[Records from a dataset]
--- --- ---
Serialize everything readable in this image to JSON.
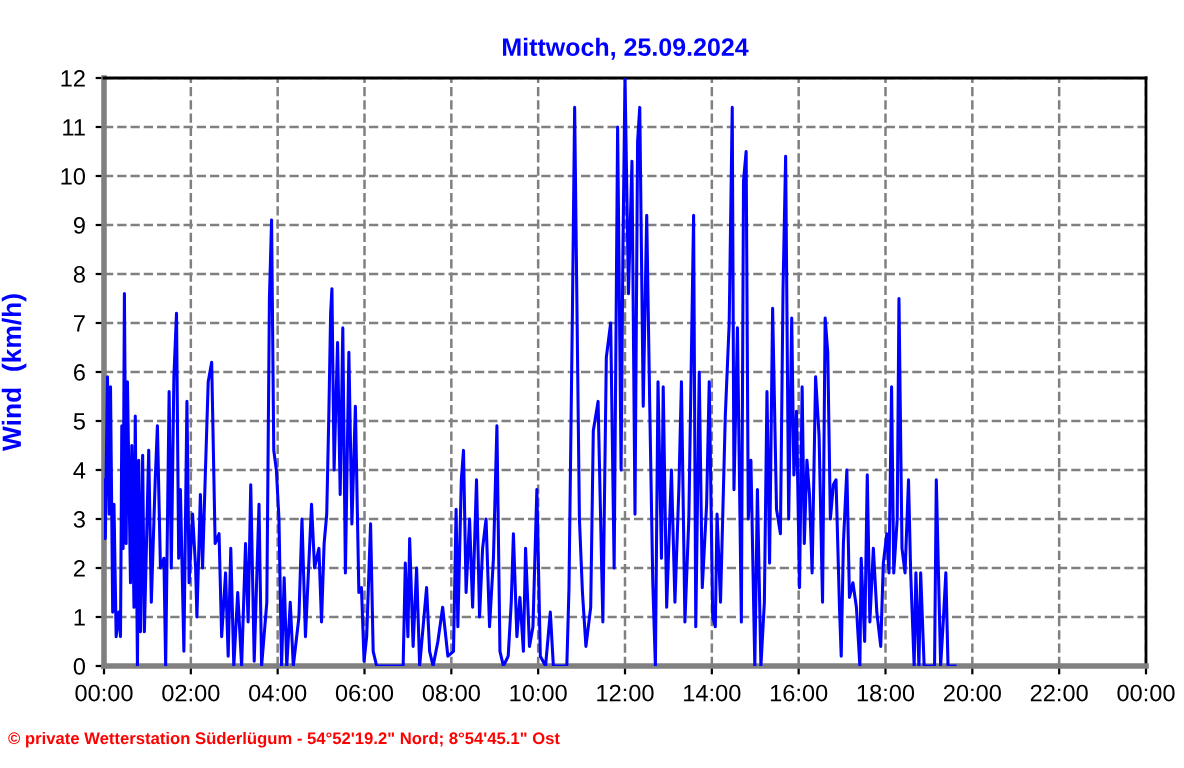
{
  "chart_data": {
    "type": "line",
    "title": "Mittwoch, 25.09.2024",
    "ylabel": "Wind  (km/h)",
    "xlim": [
      0,
      24
    ],
    "ylim": [
      0,
      12
    ],
    "xticks": [
      {
        "value": 0,
        "label": "00:00"
      },
      {
        "value": 2,
        "label": "02:00"
      },
      {
        "value": 4,
        "label": "04:00"
      },
      {
        "value": 6,
        "label": "06:00"
      },
      {
        "value": 8,
        "label": "08:00"
      },
      {
        "value": 10,
        "label": "10:00"
      },
      {
        "value": 12,
        "label": "12:00"
      },
      {
        "value": 14,
        "label": "14:00"
      },
      {
        "value": 16,
        "label": "16:00"
      },
      {
        "value": 18,
        "label": "18:00"
      },
      {
        "value": 20,
        "label": "20:00"
      },
      {
        "value": 22,
        "label": "22:00"
      },
      {
        "value": 24,
        "label": "00:00"
      }
    ],
    "yticks": [
      0,
      1,
      2,
      3,
      4,
      5,
      6,
      7,
      8,
      9,
      10,
      11,
      12
    ],
    "grid": true,
    "marker": "none",
    "line_style": "solid",
    "annotations": [
      "© private Wetterstation Süderlügum - 54°52'19.2\" Nord; 8°54'45.1\" Ost"
    ],
    "series": [
      {
        "color": "#0000ff",
        "x": [
          0,
          0.03,
          0.08,
          0.12,
          0.15,
          0.2,
          0.23,
          0.28,
          0.34,
          0.38,
          0.41,
          0.44,
          0.47,
          0.51,
          0.54,
          0.61,
          0.64,
          0.69,
          0.72,
          0.77,
          0.8,
          0.84,
          0.89,
          0.93,
          1.03,
          1.09,
          1.18,
          1.23,
          1.3,
          1.38,
          1.42,
          1.5,
          1.55,
          1.61,
          1.67,
          1.72,
          1.76,
          1.84,
          1.91,
          1.96,
          2.04,
          2.11,
          2.14,
          2.22,
          2.27,
          2.33,
          2.4,
          2.48,
          2.56,
          2.65,
          2.71,
          2.8,
          2.86,
          2.92,
          2.99,
          3.08,
          3.17,
          3.26,
          3.32,
          3.38,
          3.46,
          3.57,
          3.63,
          3.75,
          3.81,
          3.86,
          3.91,
          3.97,
          4.03,
          4.09,
          4.15,
          4.21,
          4.29,
          4.36,
          4.49,
          4.56,
          4.64,
          4.78,
          4.85,
          4.95,
          5.01,
          5.07,
          5.13,
          5.18,
          5.22,
          5.25,
          5.3,
          5.38,
          5.44,
          5.5,
          5.56,
          5.64,
          5.71,
          5.79,
          5.87,
          5.93,
          5.99,
          6.05,
          6.14,
          6.2,
          6.28,
          6.89,
          6.94,
          7.0,
          7.04,
          7.12,
          7.2,
          7.27,
          7.43,
          7.5,
          7.58,
          7.69,
          7.8,
          7.92,
          8.05,
          8.11,
          8.15,
          8.23,
          8.28,
          8.34,
          8.42,
          8.49,
          8.58,
          8.65,
          8.72,
          8.8,
          8.88,
          8.97,
          9.05,
          9.12,
          9.2,
          9.31,
          9.38,
          9.43,
          9.51,
          9.58,
          9.66,
          9.71,
          9.8,
          9.88,
          9.97,
          10.05,
          10.17,
          10.28,
          10.35,
          10.66,
          10.71,
          10.79,
          10.84,
          10.95,
          11.02,
          11.1,
          11.21,
          11.27,
          11.38,
          11.49,
          11.57,
          11.67,
          11.75,
          11.83,
          11.91,
          11.95,
          12.0,
          12.08,
          12.16,
          12.23,
          12.29,
          12.34,
          12.42,
          12.5,
          12.57,
          12.64,
          12.7,
          12.76,
          12.84,
          12.88,
          12.96,
          13.07,
          13.15,
          13.24,
          13.3,
          13.38,
          13.47,
          13.58,
          13.63,
          13.71,
          13.78,
          13.88,
          13.94,
          14.02,
          14.08,
          14.12,
          14.2,
          14.31,
          14.4,
          14.47,
          14.51,
          14.59,
          14.68,
          14.73,
          14.79,
          14.84,
          14.9,
          14.99,
          15.05,
          15.13,
          15.21,
          15.27,
          15.33,
          15.4,
          15.49,
          15.58,
          15.64,
          15.7,
          15.77,
          15.84,
          15.89,
          15.95,
          16.02,
          16.08,
          16.13,
          16.19,
          16.25,
          16.31,
          16.39,
          16.47,
          16.55,
          16.61,
          16.67,
          16.73,
          16.8,
          16.86,
          16.94,
          16.98,
          17.03,
          17.11,
          17.17,
          17.25,
          17.33,
          17.41,
          17.44,
          17.52,
          17.58,
          17.64,
          17.72,
          17.8,
          17.89,
          17.95,
          18.03,
          18.08,
          18.14,
          18.19,
          18.27,
          18.31,
          18.38,
          18.45,
          18.53,
          18.58,
          18.66,
          18.7,
          18.77,
          18.81,
          18.89,
          19.13,
          19.17,
          19.22,
          19.27,
          19.33,
          19.39,
          19.44,
          19.6
        ],
        "values": [
          3.8,
          2.6,
          5.9,
          3.1,
          5.7,
          1.1,
          3.3,
          0.6,
          1.1,
          0.6,
          4.9,
          2.4,
          7.6,
          2.5,
          5.8,
          1.7,
          4.5,
          1.2,
          5.1,
          0.0,
          4.2,
          0.7,
          4.3,
          0.7,
          4.4,
          1.3,
          3.8,
          4.9,
          2.0,
          2.2,
          0.0,
          5.6,
          2.0,
          5.9,
          7.2,
          2.2,
          3.6,
          0.3,
          5.4,
          1.7,
          3.1,
          2.0,
          1.0,
          3.5,
          2.0,
          3.8,
          5.8,
          6.2,
          2.5,
          2.7,
          0.6,
          1.9,
          0.2,
          2.4,
          0.0,
          1.5,
          0.0,
          2.5,
          0.9,
          3.7,
          0.1,
          3.3,
          0.0,
          1.3,
          7.5,
          9.1,
          4.4,
          4.0,
          3.0,
          0.0,
          1.8,
          0.0,
          1.3,
          0.0,
          1.0,
          3.0,
          0.6,
          3.3,
          2.0,
          2.4,
          0.9,
          2.5,
          3.1,
          5.2,
          7.2,
          7.7,
          4.0,
          6.6,
          3.5,
          6.9,
          1.9,
          6.4,
          2.9,
          5.3,
          1.5,
          1.6,
          0.1,
          0.6,
          2.9,
          0.3,
          0.0,
          0.0,
          2.1,
          0.6,
          2.6,
          0.4,
          2.0,
          0.0,
          1.6,
          0.3,
          0.0,
          0.5,
          1.2,
          0.2,
          0.3,
          3.2,
          0.8,
          3.8,
          4.4,
          1.5,
          3.0,
          1.2,
          3.8,
          1.0,
          2.4,
          3.0,
          0.8,
          2.2,
          4.9,
          0.3,
          0.0,
          0.2,
          1.3,
          2.7,
          0.6,
          1.4,
          0.3,
          2.4,
          0.4,
          0.8,
          3.6,
          0.2,
          0.0,
          1.1,
          0.0,
          0.0,
          1.6,
          7.3,
          11.4,
          3.0,
          1.5,
          0.4,
          1.2,
          4.8,
          5.4,
          0.9,
          6.3,
          7.0,
          2.0,
          11.0,
          4.0,
          8.3,
          12.0,
          7.6,
          10.3,
          3.1,
          10.7,
          11.4,
          5.3,
          9.2,
          5.3,
          1.7,
          0.0,
          5.8,
          2.2,
          5.7,
          1.2,
          4.0,
          1.3,
          3.6,
          5.8,
          0.9,
          3.0,
          9.2,
          0.8,
          6.0,
          1.6,
          3.3,
          5.8,
          1.0,
          0.8,
          3.1,
          1.3,
          5.1,
          7.0,
          11.4,
          3.6,
          6.9,
          0.9,
          9.9,
          10.5,
          3.0,
          4.2,
          0.0,
          3.6,
          0.0,
          1.3,
          5.6,
          2.1,
          7.3,
          3.2,
          2.7,
          7.7,
          10.4,
          3.0,
          7.1,
          3.9,
          5.2,
          1.6,
          5.7,
          2.5,
          4.2,
          3.5,
          1.9,
          5.9,
          4.7,
          1.3,
          7.1,
          6.4,
          3.0,
          3.7,
          3.8,
          1.2,
          0.2,
          2.5,
          4.0,
          1.4,
          1.7,
          1.2,
          0.0,
          2.2,
          0.5,
          3.9,
          0.9,
          2.4,
          1.1,
          0.4,
          2.1,
          2.7,
          1.9,
          5.7,
          1.9,
          3.0,
          7.5,
          2.4,
          1.9,
          3.8,
          1.9,
          0.0,
          1.9,
          0.0,
          1.9,
          0.0,
          0.0,
          3.8,
          1.9,
          0.0,
          0.9,
          1.9,
          0.0,
          0.0
        ]
      }
    ]
  }
}
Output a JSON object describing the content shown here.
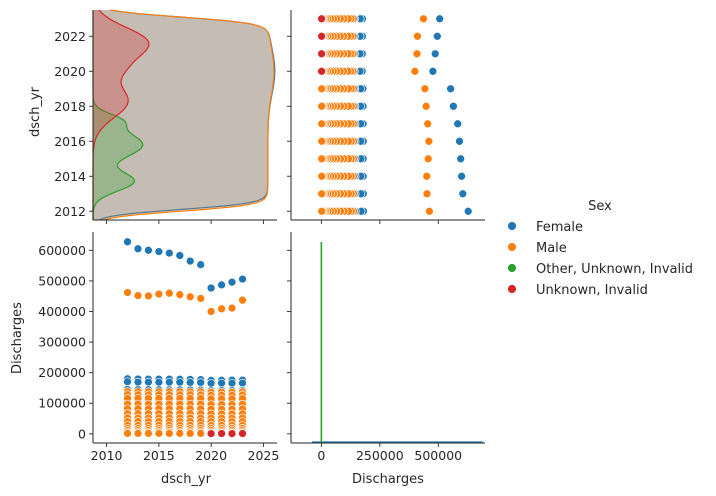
{
  "chart_data": {
    "type": "scatter",
    "title": "",
    "variables": [
      "dsch_yr",
      "Discharges"
    ],
    "legend": {
      "title": "Sex",
      "placement": "right",
      "entries": [
        {
          "label": "Female",
          "color": "#1f77b4"
        },
        {
          "label": "Male",
          "color": "#ff7f0e"
        },
        {
          "label": "Other, Unknown, Invalid",
          "color": "#2ca02c"
        },
        {
          "label": "Unknown, Invalid",
          "color": "#d62728"
        }
      ]
    },
    "axes": {
      "dsch_yr": {
        "label": "dsch_yr",
        "range": [
          2008.7,
          2026.3
        ],
        "ticks": [
          2010,
          2015,
          2020,
          2025
        ],
        "diag_range": [
          2011.5,
          2023.5
        ],
        "diag_ticks": [
          2012,
          2014,
          2016,
          2018,
          2020,
          2022
        ]
      },
      "Discharges": {
        "label": "Discharges",
        "range": [
          -30000,
          660000
        ],
        "ticks": [
          0,
          100000,
          200000,
          300000,
          400000,
          500000,
          600000
        ],
        "x_range": [
          -130000,
          700000
        ],
        "x_ticks": [
          0,
          250000,
          500000
        ]
      }
    },
    "years": [
      2012,
      2013,
      2014,
      2015,
      2016,
      2017,
      2018,
      2019,
      2020,
      2021,
      2022,
      2023
    ],
    "series": [
      {
        "name": "Female",
        "totals": [
          628000,
          605000,
          600000,
          596000,
          591000,
          583000,
          565000,
          553000,
          477000,
          487000,
          496000,
          506000
        ],
        "groups": [
          180000,
          170000,
          145000,
          125000,
          108000,
          90000,
          72000,
          58000,
          45000,
          33000,
          22000,
          14000,
          8000
        ]
      },
      {
        "name": "Male",
        "totals": [
          462000,
          452000,
          451000,
          457000,
          460000,
          455000,
          448000,
          443000,
          400000,
          409000,
          411000,
          437000
        ],
        "groups": [
          138000,
          128000,
          116000,
          97000,
          82000,
          66000,
          52000,
          40000,
          28000,
          18000,
          11000,
          5000,
          1500
        ]
      },
      {
        "name": "Other, Unknown, Invalid",
        "years": [
          2020,
          2021,
          2022,
          2023
        ],
        "values": [
          200,
          300,
          300,
          400
        ]
      },
      {
        "name": "Unknown, Invalid",
        "years": [
          2020,
          2021,
          2022,
          2023
        ],
        "values": [
          800,
          1000,
          900,
          1100
        ]
      }
    ],
    "kde_dsch_yr": [
      {
        "name": "Female",
        "range": [
          2012,
          2023
        ]
      },
      {
        "name": "Male",
        "range": [
          2012,
          2023
        ]
      },
      {
        "name": "Other, Unknown, Invalid",
        "range": [
          2012,
          2019
        ]
      },
      {
        "name": "Unknown, Invalid",
        "range": [
          2017,
          2023
        ]
      }
    ],
    "kde_discharges": [
      {
        "name": "Female"
      },
      {
        "name": "Male"
      },
      {
        "name": "Other, Unknown, Invalid",
        "spike_at": 0
      }
    ]
  }
}
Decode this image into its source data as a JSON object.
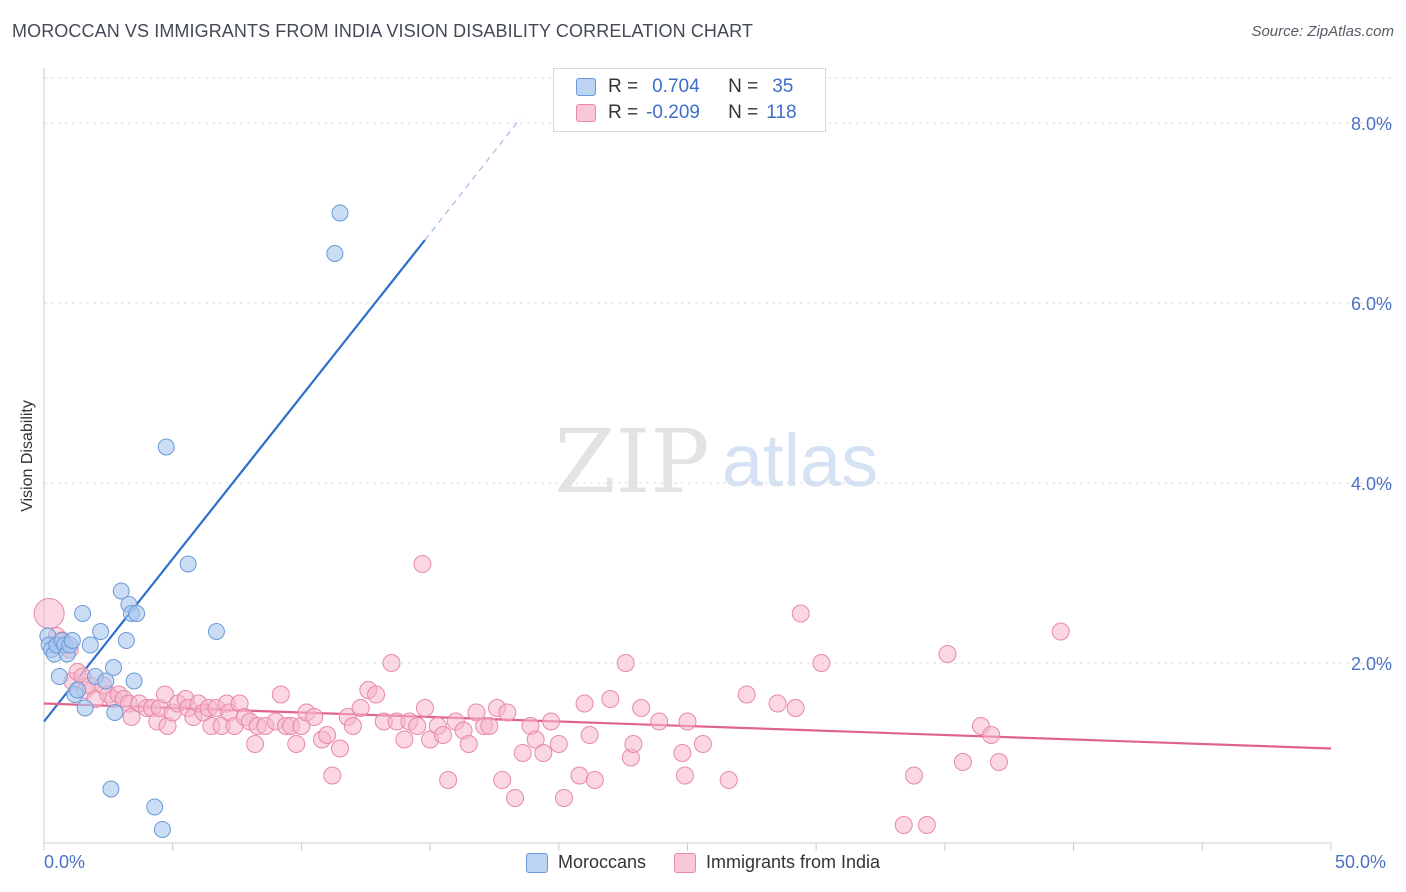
--- --- ---
Request: Scan the material and collect every line that contains "title".

Task output:
    "title": "Mittwoch, 25.09.2024",
    "title": "",
      "title": "Sex",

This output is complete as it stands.